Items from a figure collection
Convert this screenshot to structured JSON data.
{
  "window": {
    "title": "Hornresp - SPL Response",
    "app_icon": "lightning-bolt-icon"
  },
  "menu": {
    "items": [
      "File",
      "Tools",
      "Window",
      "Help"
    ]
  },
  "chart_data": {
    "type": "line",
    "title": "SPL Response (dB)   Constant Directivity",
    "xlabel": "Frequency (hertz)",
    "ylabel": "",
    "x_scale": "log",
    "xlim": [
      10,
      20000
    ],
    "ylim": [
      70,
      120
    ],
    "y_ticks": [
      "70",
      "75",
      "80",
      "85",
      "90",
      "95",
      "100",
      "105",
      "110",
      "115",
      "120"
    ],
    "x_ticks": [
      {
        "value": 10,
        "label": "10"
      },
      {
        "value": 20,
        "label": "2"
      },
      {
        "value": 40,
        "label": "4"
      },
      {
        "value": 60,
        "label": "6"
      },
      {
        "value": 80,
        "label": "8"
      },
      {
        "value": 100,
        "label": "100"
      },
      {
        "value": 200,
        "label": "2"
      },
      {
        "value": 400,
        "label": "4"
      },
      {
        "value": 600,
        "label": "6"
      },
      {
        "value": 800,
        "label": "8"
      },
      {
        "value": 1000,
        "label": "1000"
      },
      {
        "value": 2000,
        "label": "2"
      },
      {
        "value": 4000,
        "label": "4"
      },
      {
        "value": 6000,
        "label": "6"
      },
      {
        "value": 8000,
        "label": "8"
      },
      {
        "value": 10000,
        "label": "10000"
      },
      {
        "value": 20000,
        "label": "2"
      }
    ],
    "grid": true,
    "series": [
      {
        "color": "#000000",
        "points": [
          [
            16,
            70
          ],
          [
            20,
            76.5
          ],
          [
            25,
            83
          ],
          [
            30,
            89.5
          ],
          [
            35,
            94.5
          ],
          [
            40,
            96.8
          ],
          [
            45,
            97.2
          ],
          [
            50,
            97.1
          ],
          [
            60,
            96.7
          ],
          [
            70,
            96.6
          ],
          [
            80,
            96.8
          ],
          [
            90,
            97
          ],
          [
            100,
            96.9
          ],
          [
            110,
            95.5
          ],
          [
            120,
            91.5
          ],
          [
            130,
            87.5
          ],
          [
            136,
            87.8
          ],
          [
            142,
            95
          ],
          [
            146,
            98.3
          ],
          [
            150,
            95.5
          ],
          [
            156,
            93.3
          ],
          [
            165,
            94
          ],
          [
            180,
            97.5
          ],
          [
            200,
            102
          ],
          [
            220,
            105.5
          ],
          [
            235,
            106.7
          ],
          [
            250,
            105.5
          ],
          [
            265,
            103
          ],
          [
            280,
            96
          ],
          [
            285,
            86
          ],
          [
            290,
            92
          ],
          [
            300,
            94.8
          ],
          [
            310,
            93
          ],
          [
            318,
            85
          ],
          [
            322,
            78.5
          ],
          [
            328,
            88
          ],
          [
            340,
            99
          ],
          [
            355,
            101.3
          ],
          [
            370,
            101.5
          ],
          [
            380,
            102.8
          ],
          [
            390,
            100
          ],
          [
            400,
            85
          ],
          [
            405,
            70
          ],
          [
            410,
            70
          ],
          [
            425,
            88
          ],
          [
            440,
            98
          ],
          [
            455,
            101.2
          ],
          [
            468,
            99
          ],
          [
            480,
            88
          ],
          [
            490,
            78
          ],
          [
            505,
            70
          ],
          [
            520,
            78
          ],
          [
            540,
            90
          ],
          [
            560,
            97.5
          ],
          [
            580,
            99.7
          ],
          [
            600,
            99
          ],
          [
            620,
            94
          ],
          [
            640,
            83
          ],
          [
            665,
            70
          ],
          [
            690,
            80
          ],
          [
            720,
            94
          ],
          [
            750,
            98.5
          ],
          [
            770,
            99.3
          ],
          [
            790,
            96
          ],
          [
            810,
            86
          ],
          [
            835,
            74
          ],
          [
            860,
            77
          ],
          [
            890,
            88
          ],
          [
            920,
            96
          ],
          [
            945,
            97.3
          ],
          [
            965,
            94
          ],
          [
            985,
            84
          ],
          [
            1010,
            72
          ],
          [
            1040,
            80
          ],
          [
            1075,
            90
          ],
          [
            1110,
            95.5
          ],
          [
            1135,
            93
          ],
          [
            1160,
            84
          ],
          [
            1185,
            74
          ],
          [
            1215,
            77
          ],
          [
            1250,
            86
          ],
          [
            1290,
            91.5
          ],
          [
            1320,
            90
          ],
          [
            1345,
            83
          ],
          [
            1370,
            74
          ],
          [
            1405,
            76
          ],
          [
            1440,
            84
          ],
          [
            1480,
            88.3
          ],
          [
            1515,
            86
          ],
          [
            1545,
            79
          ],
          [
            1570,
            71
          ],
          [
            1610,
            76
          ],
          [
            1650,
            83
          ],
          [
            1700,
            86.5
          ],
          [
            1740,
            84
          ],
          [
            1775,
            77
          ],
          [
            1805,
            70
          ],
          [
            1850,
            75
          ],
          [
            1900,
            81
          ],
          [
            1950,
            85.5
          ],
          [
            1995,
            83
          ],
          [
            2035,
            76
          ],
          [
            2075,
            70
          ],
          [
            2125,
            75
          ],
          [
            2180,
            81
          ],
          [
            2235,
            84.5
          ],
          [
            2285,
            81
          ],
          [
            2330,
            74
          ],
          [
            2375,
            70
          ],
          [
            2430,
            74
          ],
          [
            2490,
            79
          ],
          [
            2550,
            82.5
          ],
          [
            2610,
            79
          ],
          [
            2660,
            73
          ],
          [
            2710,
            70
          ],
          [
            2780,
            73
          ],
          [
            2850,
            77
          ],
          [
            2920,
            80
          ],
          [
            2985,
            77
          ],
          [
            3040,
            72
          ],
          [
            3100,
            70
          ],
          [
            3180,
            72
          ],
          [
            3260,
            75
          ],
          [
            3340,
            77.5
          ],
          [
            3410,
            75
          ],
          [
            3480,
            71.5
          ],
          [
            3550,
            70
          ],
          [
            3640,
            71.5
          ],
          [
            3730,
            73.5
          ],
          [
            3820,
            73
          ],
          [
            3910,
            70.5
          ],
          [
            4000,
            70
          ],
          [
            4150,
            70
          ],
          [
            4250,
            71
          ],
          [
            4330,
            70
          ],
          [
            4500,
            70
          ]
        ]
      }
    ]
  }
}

==

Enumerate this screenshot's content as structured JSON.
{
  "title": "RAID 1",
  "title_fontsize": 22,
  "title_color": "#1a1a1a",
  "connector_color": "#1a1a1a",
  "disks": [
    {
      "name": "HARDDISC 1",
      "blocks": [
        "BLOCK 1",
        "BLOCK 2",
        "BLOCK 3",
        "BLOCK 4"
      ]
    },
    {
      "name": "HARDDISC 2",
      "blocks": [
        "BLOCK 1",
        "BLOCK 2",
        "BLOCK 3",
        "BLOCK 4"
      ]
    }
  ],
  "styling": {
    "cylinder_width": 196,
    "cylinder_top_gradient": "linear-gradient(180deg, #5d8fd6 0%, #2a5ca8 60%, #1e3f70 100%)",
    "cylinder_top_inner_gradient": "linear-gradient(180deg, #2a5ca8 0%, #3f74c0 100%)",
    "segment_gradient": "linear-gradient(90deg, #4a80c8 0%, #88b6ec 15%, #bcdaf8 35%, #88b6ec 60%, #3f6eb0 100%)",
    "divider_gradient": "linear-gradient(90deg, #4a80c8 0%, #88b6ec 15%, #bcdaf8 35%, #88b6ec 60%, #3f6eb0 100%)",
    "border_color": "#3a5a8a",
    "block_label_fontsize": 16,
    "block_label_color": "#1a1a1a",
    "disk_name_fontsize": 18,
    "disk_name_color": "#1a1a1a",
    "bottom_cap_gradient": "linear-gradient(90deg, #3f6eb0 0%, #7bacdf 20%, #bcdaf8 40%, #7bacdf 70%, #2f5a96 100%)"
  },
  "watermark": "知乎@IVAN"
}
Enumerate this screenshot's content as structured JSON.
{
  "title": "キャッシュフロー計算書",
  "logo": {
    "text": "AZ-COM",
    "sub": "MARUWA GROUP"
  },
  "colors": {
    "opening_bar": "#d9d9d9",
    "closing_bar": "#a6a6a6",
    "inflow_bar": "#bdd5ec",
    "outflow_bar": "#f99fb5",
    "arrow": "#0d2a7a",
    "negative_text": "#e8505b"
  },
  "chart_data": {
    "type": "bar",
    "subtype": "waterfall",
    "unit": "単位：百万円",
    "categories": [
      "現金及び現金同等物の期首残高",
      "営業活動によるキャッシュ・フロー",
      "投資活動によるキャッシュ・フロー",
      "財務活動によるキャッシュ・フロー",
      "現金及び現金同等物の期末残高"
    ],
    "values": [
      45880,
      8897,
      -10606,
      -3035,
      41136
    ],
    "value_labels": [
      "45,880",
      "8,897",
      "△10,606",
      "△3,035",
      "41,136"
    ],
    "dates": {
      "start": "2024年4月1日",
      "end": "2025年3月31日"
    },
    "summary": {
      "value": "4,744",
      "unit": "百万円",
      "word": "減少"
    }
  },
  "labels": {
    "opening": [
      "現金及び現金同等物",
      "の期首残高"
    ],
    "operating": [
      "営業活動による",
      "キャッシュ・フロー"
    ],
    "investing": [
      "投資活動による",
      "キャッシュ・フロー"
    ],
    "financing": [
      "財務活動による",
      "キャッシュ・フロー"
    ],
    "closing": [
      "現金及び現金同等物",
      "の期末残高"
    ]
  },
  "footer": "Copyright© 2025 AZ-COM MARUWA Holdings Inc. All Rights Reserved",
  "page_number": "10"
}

• [TASK DESCRIPTION] Collect every line above that contains the word "MARUWA".

• [THE ANSWER]
    "sub": "MARUWA GROUP"
  "footer": "Copyright© 2025 AZ-COM MARUWA Holdings Inc. All Rights Reserved",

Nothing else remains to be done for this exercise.